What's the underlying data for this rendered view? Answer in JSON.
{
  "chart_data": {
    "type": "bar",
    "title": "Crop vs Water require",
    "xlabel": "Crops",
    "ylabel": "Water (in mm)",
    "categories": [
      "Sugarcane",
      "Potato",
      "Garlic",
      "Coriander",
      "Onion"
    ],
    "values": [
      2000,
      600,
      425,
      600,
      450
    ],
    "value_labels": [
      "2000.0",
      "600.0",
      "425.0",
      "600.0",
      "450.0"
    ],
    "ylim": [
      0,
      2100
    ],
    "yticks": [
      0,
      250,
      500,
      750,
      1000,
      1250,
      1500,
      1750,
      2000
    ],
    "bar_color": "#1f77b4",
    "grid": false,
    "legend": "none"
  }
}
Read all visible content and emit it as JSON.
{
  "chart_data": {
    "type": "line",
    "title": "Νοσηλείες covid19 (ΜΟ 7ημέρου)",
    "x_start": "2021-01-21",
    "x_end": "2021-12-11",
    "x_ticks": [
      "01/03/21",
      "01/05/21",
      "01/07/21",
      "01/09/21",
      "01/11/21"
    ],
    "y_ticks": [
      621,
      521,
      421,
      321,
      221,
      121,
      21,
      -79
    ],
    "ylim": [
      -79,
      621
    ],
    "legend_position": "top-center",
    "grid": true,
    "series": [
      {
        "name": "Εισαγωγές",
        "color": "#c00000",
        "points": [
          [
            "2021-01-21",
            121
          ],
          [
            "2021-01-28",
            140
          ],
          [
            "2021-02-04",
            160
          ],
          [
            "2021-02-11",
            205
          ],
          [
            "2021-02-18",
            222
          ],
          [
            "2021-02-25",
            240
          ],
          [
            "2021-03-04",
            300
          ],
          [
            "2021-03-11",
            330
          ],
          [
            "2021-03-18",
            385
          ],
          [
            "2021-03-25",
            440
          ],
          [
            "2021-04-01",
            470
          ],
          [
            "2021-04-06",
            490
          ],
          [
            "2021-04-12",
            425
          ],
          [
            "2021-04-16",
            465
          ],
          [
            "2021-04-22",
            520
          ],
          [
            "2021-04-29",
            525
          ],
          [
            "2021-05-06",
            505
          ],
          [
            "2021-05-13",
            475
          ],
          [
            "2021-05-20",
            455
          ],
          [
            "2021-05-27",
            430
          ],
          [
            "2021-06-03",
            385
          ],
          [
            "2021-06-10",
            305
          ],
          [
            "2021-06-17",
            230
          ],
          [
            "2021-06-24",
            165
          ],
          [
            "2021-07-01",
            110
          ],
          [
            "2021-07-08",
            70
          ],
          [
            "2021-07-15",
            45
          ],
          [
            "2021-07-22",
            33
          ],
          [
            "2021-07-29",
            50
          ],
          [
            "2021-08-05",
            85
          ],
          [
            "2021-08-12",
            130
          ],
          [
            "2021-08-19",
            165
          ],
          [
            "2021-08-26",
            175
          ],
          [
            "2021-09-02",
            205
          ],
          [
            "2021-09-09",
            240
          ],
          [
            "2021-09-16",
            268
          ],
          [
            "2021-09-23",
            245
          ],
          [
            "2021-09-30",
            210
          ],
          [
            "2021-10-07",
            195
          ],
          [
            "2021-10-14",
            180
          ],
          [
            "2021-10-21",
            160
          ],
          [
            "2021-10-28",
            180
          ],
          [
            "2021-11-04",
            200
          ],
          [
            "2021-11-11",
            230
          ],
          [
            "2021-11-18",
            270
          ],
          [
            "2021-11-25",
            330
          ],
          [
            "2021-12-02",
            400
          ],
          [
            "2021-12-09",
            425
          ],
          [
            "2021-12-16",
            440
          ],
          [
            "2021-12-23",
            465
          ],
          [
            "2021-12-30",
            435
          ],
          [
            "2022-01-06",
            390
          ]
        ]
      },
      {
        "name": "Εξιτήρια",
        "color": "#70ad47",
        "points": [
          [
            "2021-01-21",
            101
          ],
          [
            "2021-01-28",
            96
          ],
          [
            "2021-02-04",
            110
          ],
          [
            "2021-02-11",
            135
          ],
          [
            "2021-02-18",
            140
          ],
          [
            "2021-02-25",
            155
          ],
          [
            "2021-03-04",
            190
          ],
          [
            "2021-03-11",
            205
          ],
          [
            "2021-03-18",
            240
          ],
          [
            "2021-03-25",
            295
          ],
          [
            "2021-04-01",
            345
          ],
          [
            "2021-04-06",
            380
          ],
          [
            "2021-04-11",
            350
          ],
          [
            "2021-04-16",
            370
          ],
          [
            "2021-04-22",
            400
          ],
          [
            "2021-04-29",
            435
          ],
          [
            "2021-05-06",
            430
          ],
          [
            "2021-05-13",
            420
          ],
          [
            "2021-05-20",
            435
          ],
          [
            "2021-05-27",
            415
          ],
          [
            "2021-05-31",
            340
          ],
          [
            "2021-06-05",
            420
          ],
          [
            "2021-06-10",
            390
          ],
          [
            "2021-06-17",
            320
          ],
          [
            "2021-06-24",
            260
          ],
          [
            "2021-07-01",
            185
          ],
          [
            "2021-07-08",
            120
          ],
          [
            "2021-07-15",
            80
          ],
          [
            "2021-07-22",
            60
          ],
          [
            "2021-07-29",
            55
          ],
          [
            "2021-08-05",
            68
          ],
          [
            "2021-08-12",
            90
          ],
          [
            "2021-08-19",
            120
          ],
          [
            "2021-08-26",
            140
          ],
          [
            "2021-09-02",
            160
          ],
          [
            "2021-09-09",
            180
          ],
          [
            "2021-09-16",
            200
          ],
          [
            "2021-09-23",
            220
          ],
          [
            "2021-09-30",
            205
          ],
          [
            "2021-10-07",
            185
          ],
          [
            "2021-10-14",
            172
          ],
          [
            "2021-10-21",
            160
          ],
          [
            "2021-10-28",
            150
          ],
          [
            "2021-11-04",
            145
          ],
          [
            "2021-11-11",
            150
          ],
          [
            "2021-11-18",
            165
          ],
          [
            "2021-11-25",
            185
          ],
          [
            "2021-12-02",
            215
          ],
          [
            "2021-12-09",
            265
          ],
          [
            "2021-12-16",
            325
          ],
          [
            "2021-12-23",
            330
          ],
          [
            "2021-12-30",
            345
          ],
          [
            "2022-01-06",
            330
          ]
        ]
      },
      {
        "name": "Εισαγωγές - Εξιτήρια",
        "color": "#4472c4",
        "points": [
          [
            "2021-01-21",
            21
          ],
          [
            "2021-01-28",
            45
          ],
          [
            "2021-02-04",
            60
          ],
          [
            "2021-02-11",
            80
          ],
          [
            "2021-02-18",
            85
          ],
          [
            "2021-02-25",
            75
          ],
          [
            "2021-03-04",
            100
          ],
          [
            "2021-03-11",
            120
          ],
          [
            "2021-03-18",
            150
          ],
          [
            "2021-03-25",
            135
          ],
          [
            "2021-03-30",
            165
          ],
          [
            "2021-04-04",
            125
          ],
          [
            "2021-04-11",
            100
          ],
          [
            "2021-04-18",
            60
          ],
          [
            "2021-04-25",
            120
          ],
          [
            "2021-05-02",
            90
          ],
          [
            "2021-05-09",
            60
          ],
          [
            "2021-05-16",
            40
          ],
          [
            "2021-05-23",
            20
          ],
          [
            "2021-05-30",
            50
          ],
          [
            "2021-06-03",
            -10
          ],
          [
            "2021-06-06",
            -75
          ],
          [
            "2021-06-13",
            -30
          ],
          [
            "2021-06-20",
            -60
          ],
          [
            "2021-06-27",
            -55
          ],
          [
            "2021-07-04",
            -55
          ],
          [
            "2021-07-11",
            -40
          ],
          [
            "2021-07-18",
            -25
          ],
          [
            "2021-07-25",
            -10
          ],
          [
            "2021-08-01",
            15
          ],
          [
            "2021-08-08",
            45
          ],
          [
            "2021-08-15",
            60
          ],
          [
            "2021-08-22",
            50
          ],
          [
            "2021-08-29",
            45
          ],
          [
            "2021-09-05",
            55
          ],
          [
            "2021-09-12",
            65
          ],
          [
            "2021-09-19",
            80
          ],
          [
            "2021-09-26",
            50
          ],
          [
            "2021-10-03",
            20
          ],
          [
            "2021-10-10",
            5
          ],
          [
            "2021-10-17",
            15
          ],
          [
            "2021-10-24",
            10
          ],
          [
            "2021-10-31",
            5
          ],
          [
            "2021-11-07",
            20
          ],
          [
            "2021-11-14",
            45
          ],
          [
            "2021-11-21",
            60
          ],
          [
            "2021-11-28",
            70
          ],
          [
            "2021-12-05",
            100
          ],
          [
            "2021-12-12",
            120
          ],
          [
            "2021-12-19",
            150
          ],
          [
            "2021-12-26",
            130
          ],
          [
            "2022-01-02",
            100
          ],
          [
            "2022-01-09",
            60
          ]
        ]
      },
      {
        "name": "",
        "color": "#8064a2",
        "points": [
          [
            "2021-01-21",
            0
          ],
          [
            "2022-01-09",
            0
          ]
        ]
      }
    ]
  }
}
+===+
Which lines include the word "Εισαγωγές"? List them all.

» The output:
        "name": "Εισαγωγές",
        "name": "Εισαγωγές - Εξιτήρια",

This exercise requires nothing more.